We consent to the incorporation by reference in the Appalachian Bancshares, Inc.
Annual Report on Form 10-KSB of our report dated June 20, 1998, with respect to
the financial statements and schedules of the Appalachian Bancshares, Inc.
Section 401(k) Profit Sharing Plan.

We also consent to the incorporation by reference in the Registration Statement
(Form S-8 No. 333-27127) pertaining to the Appalachian Bancshares, Inc. 1997
Directors' Non-Qualified Stock Option Plan, 1997 Employee Stock Incentive Plan
and Section 401(k) Profit Sharing Plan, of our report dated June 20, 1998, with
respect to the financial statements and schedules of the Appalachian Bancshares,
Inc. Section 401(k) Profit Sharing Plan included in this Amendment No. 1 to the
Appalachian Bancshares, Inc. Annual Report on Form 10-KSB for the year ended
December 31, 1997.

══════

> Stated task 1: Name every plan of Appalachian Bancshares, Inc. that appears in the consent statement.
> Stated task 2: Go on writing the consent statement, picking up right after its last sentence.
The lines have no connection to the consent statement.

══════

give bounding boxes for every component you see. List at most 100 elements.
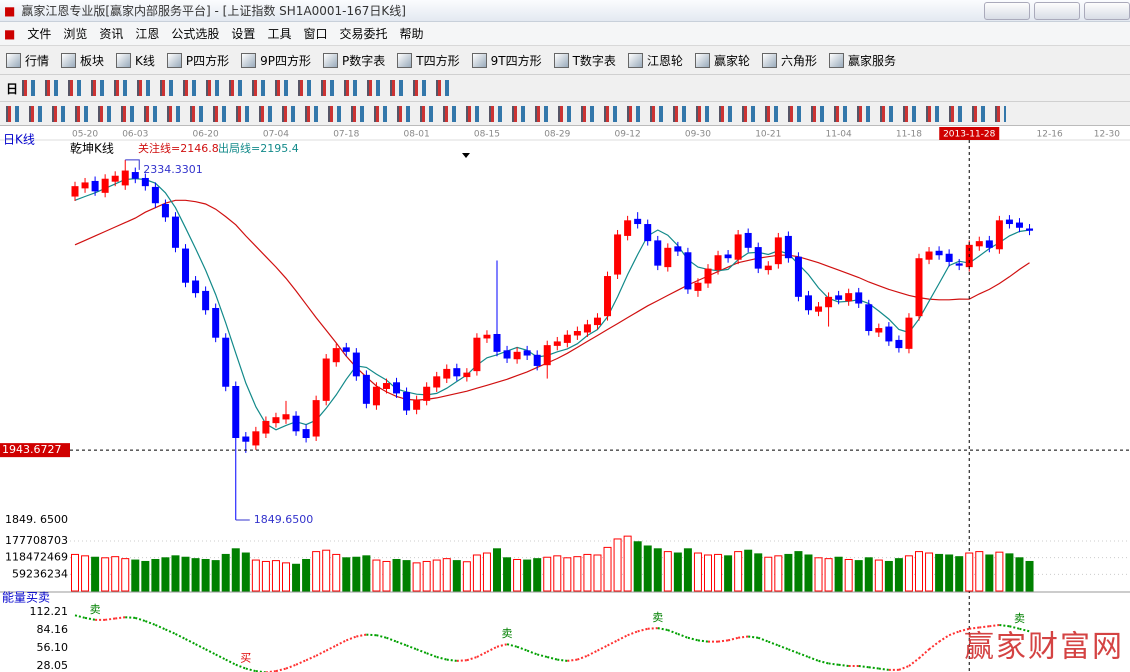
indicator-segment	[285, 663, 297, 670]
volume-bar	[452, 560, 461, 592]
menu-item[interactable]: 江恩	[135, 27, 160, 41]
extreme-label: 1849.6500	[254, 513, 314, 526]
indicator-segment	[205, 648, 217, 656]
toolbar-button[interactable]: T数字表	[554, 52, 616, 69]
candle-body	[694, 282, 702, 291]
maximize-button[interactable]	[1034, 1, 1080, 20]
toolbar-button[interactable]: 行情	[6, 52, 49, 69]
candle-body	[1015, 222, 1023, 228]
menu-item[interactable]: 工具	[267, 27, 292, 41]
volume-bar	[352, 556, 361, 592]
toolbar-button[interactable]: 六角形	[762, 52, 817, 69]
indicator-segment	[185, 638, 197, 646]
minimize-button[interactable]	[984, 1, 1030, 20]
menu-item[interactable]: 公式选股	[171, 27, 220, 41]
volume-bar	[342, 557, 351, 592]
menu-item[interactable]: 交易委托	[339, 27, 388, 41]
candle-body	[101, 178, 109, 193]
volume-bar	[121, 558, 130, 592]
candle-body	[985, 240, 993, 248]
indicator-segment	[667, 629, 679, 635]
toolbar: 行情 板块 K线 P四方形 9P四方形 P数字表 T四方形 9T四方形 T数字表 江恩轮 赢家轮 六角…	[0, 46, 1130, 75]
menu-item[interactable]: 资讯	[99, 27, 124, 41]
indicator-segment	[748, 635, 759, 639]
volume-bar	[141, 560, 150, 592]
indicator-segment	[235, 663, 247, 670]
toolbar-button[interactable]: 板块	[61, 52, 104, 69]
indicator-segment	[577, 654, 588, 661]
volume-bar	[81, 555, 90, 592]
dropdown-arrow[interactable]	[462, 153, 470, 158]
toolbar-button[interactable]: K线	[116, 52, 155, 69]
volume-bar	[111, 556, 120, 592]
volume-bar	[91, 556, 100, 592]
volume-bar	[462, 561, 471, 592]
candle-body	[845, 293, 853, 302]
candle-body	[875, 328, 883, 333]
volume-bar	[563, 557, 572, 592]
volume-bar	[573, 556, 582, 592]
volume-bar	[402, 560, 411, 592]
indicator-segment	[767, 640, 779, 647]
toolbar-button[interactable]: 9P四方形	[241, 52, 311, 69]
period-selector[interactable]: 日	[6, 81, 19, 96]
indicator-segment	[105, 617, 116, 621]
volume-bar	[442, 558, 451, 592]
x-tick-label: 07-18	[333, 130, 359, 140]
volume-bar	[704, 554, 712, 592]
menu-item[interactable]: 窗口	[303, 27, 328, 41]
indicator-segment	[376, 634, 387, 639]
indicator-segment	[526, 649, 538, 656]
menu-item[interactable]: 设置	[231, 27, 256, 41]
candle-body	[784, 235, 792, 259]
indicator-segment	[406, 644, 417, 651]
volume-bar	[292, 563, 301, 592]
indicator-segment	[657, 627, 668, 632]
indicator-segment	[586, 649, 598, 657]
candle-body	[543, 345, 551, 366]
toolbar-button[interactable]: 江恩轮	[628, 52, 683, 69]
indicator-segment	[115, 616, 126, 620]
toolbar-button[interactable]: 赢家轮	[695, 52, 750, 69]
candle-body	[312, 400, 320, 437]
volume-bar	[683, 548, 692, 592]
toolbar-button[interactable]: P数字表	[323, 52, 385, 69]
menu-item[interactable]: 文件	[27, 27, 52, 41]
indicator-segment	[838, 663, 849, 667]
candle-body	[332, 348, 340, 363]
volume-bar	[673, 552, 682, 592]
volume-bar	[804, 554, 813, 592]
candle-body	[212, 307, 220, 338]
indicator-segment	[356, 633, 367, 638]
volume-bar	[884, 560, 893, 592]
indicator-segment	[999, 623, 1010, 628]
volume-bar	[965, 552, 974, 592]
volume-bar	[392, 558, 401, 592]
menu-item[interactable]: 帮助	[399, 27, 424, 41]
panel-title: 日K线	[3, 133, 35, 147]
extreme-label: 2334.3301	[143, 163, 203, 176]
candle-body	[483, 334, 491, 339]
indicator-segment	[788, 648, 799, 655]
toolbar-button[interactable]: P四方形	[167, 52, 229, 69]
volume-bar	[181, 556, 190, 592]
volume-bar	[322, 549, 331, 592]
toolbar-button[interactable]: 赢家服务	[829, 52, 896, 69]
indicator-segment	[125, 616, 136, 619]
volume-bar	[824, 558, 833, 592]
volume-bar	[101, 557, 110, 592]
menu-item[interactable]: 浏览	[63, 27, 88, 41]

══════

> Result 1:
1997 Directors' Non-Qualified Stock Option Plan
1997 Employee Stock Incentive Plan
Section 401(k) Profit Sharing Plan

> Result 2:
                                   /s/ Bricker & Melton, P.A.



Duluth, Georgia
July 16, 1998



<PAGE>


                        Consent of Independent Certified Public Accounts


We consent to the incorporation by reference in the Appalachian Bancshares, Inc.
Annual Report on Form 10-KSB of our report dated July 12, 1999, with respect to
the financial statements and schedules of the Appalachian Bancshares, Inc.
Section 401(k) Profit Sharing Plan.

We also consent to the incorporation by reference in the Registration Statement
(Form S-8 No. 333-27127) pertaining to the Appalachian Bancshares, Inc. 1997
Directors' Non-Qualified Stock Option Plan, 1997 Employee Stock Incentive Plan
and Section 401(k) Profit Sharing Plan, of our report dated July 12, 1999, with
respect to the financial statements and schedules of the Appalachian Bancshares,
Inc. Section 401(k) Profit Sharing Plan included in this Amendment No. 1 to the
Appalachian Bancshares, Inc. Annual Report on Form 10-KSB for the year ended
December 31, 1998.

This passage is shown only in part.